**Problem to work on:** Output the records exactly, with no line skipped.

**Data provided:**
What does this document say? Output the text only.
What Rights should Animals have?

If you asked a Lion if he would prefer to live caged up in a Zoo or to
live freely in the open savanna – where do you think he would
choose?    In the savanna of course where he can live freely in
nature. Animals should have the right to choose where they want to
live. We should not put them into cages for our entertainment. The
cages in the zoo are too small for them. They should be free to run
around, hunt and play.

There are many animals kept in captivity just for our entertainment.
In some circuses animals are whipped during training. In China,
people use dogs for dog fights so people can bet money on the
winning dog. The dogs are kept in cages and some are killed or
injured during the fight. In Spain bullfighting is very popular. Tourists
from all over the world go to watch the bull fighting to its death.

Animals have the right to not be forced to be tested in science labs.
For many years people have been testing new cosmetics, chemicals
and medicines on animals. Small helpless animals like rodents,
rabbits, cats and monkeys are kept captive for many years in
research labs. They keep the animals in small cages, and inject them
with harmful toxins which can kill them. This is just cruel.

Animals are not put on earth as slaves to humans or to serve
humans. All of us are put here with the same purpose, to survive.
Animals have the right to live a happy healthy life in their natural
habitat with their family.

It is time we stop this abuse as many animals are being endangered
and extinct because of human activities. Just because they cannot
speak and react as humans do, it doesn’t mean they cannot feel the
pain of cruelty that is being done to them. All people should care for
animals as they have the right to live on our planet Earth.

**Solution for this task:**
What does this document say? Output the text only.
What Rights should Animals have?

If you asked a Lion if he would prefer to live caged up in a Zoo or to
live freely in the open savanna – where do you think he would
choose?    In the savanna of course where he can live freely in
nature. Animals should have the right to choose where they want to
live. We should not put them into cages for our entertainment. The
cages in the zoo are too small for them. They should be free to run
around, hunt and play.

There are many animals kept in captivity just for our entertainment.
In some circuses animals are whipped during training. In China,
people use dogs for dog fights so people can bet money on the
winning dog. The dogs are kept in cages and some are killed or
injured during the fight. In Spain bullfighting is very popular. Tourists
from all over the world go to watch the bull fighting to its death.

Animals have the right to not be forced to be tested in science labs.
For many years people have been testing new cosmetics, chemicals
and medicines on animals. Small helpless animals like rodents,
rabbits, cats and monkeys are kept captive for many years in
research labs. They keep the animals in small cages, and inject them
with harmful toxins which can kill them. This is just cruel.

Animals are not put on earth as slaves to humans or to serve
humans. All of us are put here with the same purpose, to survive.
Animals have the right to live a happy healthy life in their natural
habitat with their family.

It is time we stop this abuse as many animals are being endangered
and extinct because of human activities. Just because they cannot
speak and react as humans do, it doesn’t mean they cannot feel the
pain of cruelty that is being done to them. All people should care for
animals as they have the right to live on our planet Earth.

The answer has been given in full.